ЗАДАНИЕ 1: Пожалуйста, продублируйте дословно ту часть записей, что начинается с первой строки и заканчивается строкой, содержащей "paragraph-line: 2、提出说话要求： [280,1699,606,1740]", включая обе границы.

ОТРЫВОК:
╔══
Наконец, истомленный безотрадными картинами, раздав уже все бывшие при мне деньги и чувствуя себя совершенно беззащитным, я наотрез отказался следовать за мучителем Аверьяном.

Мы стояли на льду реки Тарки. Холодная изморозь все сеялась сверху, мелькая сеточкой на диске полной луны, вставшей над горами. На нас с крутого обрыва глядели кустарные домики, разваленные крыши, какие-то бревна, торчавшие в хаотическом беспорядке.

Смиренный человек, как и я, смотревший на эту картину, глубоко вздохнул и сказал, обращаясь ко мне:

— Ох-хо-хо. То слепой и жалится, что зги не видать…

А затем, помолчав, прибавил:

— А что я, позвольте сказать вам, Владимир Глахтионыч, думаю… Я думаю, не те ли времена идут, о коих временах сказано: живые позавидуют мертвым?

— Перебой первородный, — подтвердил провожатый, тоже глядя кверху, из-под своей лохматой шапки, на причудливую картину кустарного села, в этом месте как будто валившегося на нас с беспорядочных обрывов.
╚══
ЗАДАНИЕ 2: Обновите фрагмент отрывка, который начинается со слов, содержащих "Наконец, истомленный безотрадными", и заканчивается словами "в хаотическом беспорядке.": замените в нем "Тарки" на "Оки".

ИСХОДНЫЕ ЗАПИСИ:
╔══
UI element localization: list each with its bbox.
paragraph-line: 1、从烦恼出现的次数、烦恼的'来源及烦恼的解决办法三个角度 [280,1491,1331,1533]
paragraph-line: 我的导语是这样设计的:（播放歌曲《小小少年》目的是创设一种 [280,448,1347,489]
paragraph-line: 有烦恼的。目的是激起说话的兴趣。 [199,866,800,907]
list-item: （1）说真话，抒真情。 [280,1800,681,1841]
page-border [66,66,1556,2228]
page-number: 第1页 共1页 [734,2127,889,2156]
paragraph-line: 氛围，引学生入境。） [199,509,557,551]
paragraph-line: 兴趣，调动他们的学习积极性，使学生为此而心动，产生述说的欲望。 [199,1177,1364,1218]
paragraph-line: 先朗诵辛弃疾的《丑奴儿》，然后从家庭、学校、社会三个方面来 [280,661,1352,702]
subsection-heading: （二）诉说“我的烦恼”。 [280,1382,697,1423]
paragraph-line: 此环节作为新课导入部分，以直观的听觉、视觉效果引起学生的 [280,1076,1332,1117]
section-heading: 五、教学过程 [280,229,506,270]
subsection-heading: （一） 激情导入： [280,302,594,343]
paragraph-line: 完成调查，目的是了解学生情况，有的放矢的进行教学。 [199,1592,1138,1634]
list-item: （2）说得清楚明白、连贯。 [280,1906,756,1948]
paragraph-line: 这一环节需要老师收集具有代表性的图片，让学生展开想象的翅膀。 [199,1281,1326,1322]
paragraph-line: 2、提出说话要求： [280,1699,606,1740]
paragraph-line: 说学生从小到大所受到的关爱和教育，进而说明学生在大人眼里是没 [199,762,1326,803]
╚══
РЕЗУЛЬТАТ ВЫПОЛНЕНИЯ 1:
UI element localization: list each with its bbox.
paragraph-line: 1、从烦恼出现的次数、烦恼的'来源及烦恼的解决办法三个角度 [280,1491,1331,1533]
paragraph-line: 我的导语是这样设计的:（播放歌曲《小小少年》目的是创设一种 [280,448,1347,489]
paragraph-line: 有烦恼的。目的是激起说话的兴趣。 [199,866,800,907]
list-item: （1）说真话，抒真情。 [280,1800,681,1841]
page-border [66,66,1556,2228]
page-number: 第1页 共1页 [734,2127,889,2156]
paragraph-line: 氛围，引学生入境。） [199,509,557,551]
paragraph-line: 兴趣，调动他们的学习积极性，使学生为此而心动，产生述说的欲望。 [199,1177,1364,1218]
paragraph-line: 先朗诵辛弃疾的《丑奴儿》，然后从家庭、学校、社会三个方面来 [280,661,1352,702]
subsection-heading: （二）诉说“我的烦恼”。 [280,1382,697,1423]
paragraph-line: 此环节作为新课导入部分，以直观的听觉、视觉效果引起学生的 [280,1076,1332,1117]
section-heading: 五、教学过程 [280,229,506,270]
subsection-heading: （一） 激情导入： [280,302,594,343]
paragraph-line: 完成调查，目的是了解学生情况，有的放矢的进行教学。 [199,1592,1138,1634]
list-item: （2）说得清楚明白、连贯。 [280,1906,756,1948]
paragraph-line: 这一环节需要老师收集具有代表性的图片，让学生展开想象的翅膀。 [199,1281,1326,1322]
paragraph-line: 2、提出说话要求： [280,1699,606,1740]

РЕЗУЛЬТАТ ВЫПОЛНЕНИЯ 2:
Наконец, истомленный безотрадными картинами, раздав уже все бывшие при мне деньги и чувствуя себя совершенно беззащитным, я наотрез отказался следовать за мучителем Аверьяном.

Мы стояли на льду реки Оки. Холодная изморозь все сеялась сверху, мелькая сеточкой на диске полной луны, вставшей над горами. На нас с крутого обрыва глядели кустарные домики, разваленные крыши, какие-то бревна, торчавшие в хаотическом беспорядке.